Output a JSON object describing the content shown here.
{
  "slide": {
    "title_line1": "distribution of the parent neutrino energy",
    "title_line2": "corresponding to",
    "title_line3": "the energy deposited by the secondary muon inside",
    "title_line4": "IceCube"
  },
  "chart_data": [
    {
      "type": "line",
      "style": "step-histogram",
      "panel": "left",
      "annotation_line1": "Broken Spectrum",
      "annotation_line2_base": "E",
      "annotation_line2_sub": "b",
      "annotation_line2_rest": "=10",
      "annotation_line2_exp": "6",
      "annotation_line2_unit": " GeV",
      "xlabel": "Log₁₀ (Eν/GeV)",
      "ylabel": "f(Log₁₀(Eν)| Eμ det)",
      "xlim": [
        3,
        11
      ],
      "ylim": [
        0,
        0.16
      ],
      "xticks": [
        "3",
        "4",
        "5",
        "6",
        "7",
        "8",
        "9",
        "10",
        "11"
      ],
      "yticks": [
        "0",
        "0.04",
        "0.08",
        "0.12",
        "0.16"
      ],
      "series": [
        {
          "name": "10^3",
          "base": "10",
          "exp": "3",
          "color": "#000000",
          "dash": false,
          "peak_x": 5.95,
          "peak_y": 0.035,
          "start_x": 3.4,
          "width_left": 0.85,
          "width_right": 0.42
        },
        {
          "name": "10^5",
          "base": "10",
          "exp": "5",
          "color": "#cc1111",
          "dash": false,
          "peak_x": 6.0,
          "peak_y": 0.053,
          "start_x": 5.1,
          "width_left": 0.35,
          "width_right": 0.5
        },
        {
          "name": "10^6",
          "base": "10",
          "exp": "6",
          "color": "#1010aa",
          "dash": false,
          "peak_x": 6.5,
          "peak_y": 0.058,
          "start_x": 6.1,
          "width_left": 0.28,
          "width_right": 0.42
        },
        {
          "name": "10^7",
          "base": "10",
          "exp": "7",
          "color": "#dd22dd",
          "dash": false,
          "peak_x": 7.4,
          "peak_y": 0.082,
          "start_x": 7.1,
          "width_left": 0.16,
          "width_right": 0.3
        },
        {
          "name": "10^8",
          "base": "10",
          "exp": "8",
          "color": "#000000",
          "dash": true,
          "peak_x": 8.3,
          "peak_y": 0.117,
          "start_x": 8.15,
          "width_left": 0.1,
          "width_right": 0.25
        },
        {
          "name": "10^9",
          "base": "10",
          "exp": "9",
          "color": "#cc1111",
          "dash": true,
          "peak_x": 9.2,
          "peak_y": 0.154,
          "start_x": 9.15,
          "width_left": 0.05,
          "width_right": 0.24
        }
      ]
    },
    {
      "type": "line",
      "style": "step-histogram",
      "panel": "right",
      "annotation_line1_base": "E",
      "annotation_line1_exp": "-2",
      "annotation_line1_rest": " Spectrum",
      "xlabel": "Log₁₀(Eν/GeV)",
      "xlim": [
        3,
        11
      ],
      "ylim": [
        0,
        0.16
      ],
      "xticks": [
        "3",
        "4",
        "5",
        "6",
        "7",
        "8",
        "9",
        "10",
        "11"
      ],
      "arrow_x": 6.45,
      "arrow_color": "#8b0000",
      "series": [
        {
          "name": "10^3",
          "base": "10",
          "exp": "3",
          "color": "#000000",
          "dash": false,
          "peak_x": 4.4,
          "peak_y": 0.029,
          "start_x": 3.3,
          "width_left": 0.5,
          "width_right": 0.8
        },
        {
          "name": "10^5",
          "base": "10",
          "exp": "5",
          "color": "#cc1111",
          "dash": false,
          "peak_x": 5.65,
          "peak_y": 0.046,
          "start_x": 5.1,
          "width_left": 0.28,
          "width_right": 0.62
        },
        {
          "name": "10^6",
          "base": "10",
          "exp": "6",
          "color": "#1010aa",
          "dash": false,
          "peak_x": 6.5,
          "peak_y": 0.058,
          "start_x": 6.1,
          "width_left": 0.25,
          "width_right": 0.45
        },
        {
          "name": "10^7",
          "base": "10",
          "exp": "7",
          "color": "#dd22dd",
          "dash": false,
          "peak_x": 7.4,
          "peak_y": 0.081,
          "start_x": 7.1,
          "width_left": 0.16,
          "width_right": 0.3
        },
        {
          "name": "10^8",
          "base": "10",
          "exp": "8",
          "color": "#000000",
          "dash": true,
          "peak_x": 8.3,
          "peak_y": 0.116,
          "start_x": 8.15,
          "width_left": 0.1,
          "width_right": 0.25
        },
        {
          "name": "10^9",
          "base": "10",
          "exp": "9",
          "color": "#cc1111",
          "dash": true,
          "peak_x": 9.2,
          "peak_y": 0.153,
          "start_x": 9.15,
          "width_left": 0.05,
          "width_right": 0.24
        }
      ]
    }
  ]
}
════
• [DESCRIPTION OF THE TASK]
Take the entries above and transcribe them exactly.

• [SOLUTION FOR THIS EXERCISE]
Output a JSON object describing the content shown here.
{
  "slide": {
    "title_line1": "distribution of the parent neutrino energy",
    "title_line2": "corresponding to",
    "title_line3": "the energy deposited by the secondary muon inside",
    "title_line4": "IceCube"
  },
  "chart_data": [
    {
      "type": "line",
      "style": "step-histogram",
      "panel": "left",
      "annotation_line1": "Broken Spectrum",
      "annotation_line2_base": "E",
      "annotation_line2_sub": "b",
      "annotation_line2_rest": "=10",
      "annotation_line2_exp": "6",
      "annotation_line2_unit": " GeV",
      "xlabel": "Log₁₀ (Eν/GeV)",
      "ylabel": "f(Log₁₀(Eν)| Eμ det)",
      "xlim": [
        3,
        11
      ],
      "ylim": [
        0,
        0.16
      ],
      "xticks": [
        "3",
        "4",
        "5",
        "6",
        "7",
        "8",
        "9",
        "10",
        "11"
      ],
      "yticks": [
        "0",
        "0.04",
        "0.08",
        "0.12",
        "0.16"
      ],
      "series": [
        {
          "name": "10^3",
          "base": "10",
          "exp": "3",
          "color": "#000000",
          "dash": false,
          "peak_x": 5.95,
          "peak_y": 0.035,
          "start_x": 3.4,
          "width_left": 0.85,
          "width_right": 0.42
        },
        {
          "name": "10^5",
          "base": "10",
          "exp": "5",
          "color": "#cc1111",
          "dash": false,
          "peak_x": 6.0,
          "peak_y": 0.053,
          "start_x": 5.1,
          "width_left": 0.35,
          "width_right": 0.5
        },
        {
          "name": "10^6",
          "base": "10",
          "exp": "6",
          "color": "#1010aa",
          "dash": false,
          "peak_x": 6.5,
          "peak_y": 0.058,
          "start_x": 6.1,
          "width_left": 0.28,
          "width_right": 0.42
        },
        {
          "name": "10^7",
          "base": "10",
          "exp": "7",
          "color": "#dd22dd",
          "dash": false,
          "peak_x": 7.4,
          "peak_y": 0.082,
          "start_x": 7.1,
          "width_left": 0.16,
          "width_right": 0.3
        },
        {
          "name": "10^8",
          "base": "10",
          "exp": "8",
          "color": "#000000",
          "dash": true,
          "peak_x": 8.3,
          "peak_y": 0.117,
          "start_x": 8.15,
          "width_left": 0.1,
          "width_right": 0.25
        },
        {
          "name": "10^9",
          "base": "10",
          "exp": "9",
          "color": "#cc1111",
          "dash": true,
          "peak_x": 9.2,
          "peak_y": 0.154,
          "start_x": 9.15,
          "width_left": 0.05,
          "width_right": 0.24
        }
      ]
    },
    {
      "type": "line",
      "style": "step-histogram",
      "panel": "right",
      "annotation_line1_base": "E",
      "annotation_line1_exp": "-2",
      "annotation_line1_rest": " Spectrum",
      "xlabel": "Log₁₀(Eν/GeV)",
      "xlim": [
        3,
        11
      ],
      "ylim": [
        0,
        0.16
      ],
      "xticks": [
        "3",
        "4",
        "5",
        "6",
        "7",
        "8",
        "9",
        "10",
        "11"
      ],
      "arrow_x": 6.45,
      "arrow_color": "#8b0000",
      "series": [
        {
          "name": "10^3",
          "base": "10",
          "exp": "3",
          "color": "#000000",
          "dash": false,
          "peak_x": 4.4,
          "peak_y": 0.029,
          "start_x": 3.3,
          "width_left": 0.5,
          "width_right": 0.8
        },
        {
          "name": "10^5",
          "base": "10",
          "exp": "5",
          "color": "#cc1111",
          "dash": false,
          "peak_x": 5.65,
          "peak_y": 0.046,
          "start_x": 5.1,
          "width_left": 0.28,
          "width_right": 0.62
        },
        {
          "name": "10^6",
          "base": "10",
          "exp": "6",
          "color": "#1010aa",
          "dash": false,
          "peak_x": 6.5,
          "peak_y": 0.058,
          "start_x": 6.1,
          "width_left": 0.25,
          "width_right": 0.45
        },
        {
          "name": "10^7",
          "base": "10",
          "exp": "7",
          "color": "#dd22dd",
          "dash": false,
          "peak_x": 7.4,
          "peak_y": 0.081,
          "start_x": 7.1,
          "width_left": 0.16,
          "width_right": 0.3
        },
        {
          "name": "10^8",
          "base": "10",
          "exp": "8",
          "color": "#000000",
          "dash": true,
          "peak_x": 8.3,
          "peak_y": 0.116,
          "start_x": 8.15,
          "width_left": 0.1,
          "width_right": 0.25
        },
        {
          "name": "10^9",
          "base": "10",
          "exp": "9",
          "color": "#cc1111",
          "dash": true,
          "peak_x": 9.2,
          "peak_y": 0.153,
          "start_x": 9.15,
          "width_left": 0.05,
          "width_right": 0.24
        }
      ]
    }
  ]
}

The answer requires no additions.